* SET PROBLEM: Draw out every line with the word "двадцать" from the listing below.

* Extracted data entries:
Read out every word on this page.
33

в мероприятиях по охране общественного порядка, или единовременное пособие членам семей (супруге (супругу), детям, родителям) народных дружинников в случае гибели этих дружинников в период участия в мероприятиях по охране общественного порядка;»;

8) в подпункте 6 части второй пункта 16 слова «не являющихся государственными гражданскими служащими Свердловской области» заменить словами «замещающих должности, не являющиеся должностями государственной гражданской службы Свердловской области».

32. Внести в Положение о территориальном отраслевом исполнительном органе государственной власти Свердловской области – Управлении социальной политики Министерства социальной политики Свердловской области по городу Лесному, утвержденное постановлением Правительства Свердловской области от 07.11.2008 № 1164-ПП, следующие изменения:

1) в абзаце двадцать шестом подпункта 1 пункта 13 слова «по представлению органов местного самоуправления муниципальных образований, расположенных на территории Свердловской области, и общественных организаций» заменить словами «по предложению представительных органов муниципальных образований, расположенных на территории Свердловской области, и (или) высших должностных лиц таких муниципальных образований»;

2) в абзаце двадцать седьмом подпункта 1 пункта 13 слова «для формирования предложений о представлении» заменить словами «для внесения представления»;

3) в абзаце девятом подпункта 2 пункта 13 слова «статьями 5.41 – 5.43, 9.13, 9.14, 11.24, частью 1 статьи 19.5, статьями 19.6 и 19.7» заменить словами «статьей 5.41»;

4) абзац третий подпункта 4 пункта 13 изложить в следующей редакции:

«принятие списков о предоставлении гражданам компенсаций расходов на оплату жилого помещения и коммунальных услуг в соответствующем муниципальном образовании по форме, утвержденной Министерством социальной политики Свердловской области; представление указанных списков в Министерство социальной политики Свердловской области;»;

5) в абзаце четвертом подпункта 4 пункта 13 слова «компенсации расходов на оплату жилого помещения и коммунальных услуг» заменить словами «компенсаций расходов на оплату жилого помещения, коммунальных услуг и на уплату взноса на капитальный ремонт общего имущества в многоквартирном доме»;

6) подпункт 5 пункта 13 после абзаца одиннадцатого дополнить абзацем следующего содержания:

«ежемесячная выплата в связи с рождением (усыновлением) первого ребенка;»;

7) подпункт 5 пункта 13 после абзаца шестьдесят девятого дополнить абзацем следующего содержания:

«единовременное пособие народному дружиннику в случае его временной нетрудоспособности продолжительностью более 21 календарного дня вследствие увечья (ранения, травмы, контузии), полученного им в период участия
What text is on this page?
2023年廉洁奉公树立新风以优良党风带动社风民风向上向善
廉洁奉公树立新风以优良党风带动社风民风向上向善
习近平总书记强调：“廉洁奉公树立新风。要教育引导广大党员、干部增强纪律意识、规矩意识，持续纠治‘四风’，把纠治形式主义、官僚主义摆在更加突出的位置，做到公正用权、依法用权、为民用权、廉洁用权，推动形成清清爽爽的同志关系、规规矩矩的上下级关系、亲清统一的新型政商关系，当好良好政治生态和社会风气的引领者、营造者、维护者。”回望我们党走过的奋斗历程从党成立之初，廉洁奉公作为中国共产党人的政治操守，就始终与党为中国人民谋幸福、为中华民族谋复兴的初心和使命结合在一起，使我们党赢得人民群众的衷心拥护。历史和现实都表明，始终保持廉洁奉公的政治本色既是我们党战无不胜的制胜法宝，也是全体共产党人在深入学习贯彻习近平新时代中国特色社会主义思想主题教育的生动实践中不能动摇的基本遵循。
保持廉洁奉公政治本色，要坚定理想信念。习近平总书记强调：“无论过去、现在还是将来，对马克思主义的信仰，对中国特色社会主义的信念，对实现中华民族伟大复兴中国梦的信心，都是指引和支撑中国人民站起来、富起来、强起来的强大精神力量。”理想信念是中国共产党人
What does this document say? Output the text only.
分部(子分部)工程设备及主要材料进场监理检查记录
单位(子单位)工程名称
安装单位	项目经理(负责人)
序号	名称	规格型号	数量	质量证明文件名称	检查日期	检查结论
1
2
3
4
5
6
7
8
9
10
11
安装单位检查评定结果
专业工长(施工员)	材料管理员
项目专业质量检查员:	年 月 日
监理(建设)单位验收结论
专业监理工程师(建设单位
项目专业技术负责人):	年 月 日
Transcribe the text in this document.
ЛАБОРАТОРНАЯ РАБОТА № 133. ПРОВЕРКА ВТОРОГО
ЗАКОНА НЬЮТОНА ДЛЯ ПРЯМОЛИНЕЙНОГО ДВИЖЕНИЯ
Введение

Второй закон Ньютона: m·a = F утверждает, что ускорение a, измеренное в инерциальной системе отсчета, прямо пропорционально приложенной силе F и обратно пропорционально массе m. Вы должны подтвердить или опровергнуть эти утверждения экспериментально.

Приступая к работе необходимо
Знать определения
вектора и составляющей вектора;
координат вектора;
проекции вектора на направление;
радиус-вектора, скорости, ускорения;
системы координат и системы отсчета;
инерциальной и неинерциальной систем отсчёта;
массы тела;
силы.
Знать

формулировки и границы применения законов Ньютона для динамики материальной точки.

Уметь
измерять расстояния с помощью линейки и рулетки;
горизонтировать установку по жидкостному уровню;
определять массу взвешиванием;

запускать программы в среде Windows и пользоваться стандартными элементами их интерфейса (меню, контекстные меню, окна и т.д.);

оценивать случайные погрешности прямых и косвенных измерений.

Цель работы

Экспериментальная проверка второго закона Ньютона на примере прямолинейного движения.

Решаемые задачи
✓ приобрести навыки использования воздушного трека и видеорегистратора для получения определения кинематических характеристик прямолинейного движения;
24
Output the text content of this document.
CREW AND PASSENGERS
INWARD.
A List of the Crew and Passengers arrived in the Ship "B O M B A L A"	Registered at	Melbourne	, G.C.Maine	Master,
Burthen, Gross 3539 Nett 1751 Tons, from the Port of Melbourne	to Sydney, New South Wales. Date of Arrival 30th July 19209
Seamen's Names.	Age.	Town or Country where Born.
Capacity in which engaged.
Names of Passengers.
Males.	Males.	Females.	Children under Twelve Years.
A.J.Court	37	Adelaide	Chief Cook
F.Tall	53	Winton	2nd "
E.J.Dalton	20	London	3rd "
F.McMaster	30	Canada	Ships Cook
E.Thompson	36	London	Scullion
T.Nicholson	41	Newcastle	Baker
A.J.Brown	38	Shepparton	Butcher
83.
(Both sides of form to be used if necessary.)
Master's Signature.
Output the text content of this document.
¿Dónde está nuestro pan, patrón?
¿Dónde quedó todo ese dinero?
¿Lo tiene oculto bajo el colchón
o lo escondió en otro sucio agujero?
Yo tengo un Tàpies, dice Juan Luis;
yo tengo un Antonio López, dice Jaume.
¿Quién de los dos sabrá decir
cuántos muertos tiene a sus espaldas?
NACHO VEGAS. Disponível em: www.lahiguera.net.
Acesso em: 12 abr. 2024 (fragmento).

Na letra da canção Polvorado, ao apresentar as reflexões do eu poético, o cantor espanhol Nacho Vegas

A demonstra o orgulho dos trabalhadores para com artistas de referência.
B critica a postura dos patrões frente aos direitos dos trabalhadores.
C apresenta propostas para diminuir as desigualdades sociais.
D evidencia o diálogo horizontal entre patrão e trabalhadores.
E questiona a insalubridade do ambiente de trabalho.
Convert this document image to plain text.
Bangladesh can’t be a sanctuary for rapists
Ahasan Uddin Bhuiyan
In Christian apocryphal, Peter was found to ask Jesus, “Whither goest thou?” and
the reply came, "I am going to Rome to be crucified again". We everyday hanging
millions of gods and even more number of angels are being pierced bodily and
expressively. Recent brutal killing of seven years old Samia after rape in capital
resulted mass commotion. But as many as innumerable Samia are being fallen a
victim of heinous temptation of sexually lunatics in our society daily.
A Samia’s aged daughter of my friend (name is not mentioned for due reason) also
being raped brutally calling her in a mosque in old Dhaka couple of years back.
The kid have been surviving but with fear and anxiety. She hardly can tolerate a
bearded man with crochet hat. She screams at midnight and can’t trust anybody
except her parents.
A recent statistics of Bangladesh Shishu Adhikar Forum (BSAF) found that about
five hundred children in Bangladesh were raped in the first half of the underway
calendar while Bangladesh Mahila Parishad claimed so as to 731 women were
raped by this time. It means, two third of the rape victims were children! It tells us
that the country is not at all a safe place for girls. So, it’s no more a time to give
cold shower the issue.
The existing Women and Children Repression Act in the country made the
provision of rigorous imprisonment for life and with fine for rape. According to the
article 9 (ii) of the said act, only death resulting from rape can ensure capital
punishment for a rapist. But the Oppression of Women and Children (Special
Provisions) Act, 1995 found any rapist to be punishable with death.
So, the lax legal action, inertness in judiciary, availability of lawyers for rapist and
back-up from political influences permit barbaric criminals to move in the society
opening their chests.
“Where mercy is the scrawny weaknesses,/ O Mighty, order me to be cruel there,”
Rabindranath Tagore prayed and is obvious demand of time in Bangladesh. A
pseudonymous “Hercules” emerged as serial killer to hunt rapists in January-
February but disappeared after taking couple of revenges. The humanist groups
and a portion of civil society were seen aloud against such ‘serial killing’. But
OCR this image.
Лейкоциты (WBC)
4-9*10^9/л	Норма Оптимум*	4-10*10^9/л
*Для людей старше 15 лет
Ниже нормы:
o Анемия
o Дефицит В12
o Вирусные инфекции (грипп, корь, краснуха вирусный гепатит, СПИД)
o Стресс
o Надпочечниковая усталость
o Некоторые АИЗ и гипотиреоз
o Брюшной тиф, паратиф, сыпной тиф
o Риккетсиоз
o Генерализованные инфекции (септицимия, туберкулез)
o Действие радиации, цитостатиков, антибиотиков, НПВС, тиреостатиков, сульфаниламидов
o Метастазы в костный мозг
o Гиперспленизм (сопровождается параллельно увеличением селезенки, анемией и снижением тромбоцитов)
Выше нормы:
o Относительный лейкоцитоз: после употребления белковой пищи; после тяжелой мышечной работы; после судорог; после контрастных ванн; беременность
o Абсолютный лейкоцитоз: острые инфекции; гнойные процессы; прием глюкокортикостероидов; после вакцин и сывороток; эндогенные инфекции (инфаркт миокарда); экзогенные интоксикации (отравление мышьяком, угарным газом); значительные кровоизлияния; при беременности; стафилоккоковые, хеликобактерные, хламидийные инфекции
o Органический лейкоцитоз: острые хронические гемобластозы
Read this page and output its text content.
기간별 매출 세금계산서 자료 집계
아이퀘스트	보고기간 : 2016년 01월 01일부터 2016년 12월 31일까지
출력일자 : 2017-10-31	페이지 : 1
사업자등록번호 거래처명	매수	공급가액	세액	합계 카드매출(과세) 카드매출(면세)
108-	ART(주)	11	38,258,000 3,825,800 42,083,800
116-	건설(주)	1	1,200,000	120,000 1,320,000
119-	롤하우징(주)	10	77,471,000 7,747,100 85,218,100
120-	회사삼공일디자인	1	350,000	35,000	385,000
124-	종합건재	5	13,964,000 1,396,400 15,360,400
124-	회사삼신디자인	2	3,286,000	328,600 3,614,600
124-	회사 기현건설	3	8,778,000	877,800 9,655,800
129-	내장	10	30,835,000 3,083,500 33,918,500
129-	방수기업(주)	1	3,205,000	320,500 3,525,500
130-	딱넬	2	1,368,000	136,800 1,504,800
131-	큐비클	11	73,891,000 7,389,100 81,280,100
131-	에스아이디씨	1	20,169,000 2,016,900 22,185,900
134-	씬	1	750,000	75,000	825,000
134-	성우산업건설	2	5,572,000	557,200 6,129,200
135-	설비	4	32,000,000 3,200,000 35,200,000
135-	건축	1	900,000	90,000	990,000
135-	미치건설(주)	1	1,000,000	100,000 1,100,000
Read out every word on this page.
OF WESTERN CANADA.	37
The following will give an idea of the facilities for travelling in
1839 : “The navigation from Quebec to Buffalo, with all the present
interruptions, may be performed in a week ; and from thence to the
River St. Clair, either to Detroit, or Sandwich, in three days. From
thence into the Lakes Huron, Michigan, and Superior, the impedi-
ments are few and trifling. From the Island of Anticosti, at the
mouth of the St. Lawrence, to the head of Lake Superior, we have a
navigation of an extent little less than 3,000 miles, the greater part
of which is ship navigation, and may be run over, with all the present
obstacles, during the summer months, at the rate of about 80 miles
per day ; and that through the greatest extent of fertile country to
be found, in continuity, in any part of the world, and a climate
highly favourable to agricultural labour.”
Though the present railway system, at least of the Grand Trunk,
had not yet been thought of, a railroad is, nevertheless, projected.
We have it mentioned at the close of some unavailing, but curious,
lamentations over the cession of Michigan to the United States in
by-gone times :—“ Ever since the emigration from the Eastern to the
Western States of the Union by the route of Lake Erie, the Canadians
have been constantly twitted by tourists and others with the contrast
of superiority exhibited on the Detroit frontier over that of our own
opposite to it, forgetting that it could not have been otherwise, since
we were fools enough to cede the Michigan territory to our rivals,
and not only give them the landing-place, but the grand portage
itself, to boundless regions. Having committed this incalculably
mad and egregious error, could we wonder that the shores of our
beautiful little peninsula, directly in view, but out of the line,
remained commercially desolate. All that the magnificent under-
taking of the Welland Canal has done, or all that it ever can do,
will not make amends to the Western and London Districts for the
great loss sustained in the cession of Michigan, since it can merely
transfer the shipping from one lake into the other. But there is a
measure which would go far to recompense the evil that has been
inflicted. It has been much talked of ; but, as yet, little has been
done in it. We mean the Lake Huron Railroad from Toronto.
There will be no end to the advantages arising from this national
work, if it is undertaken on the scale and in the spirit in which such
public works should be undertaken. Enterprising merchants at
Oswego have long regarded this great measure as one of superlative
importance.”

* TASK OUTPUT:
1) в абзаце двадцать шестом подпункта 1 пункта 13 слова «по представлению органов местного самоуправления муниципальных образований, расположенных на территории Свердловской области, и общественных организаций» заменить словами «по предложению представительных органов муниципальных образований, расположенных на территории Свердловской области, и (или) высших должностных лиц таких муниципальных образований»;
2) в абзаце двадцать седьмом подпункта 1 пункта 13 слова «для формирования предложений о представлении» заменить словами «для внесения представления»;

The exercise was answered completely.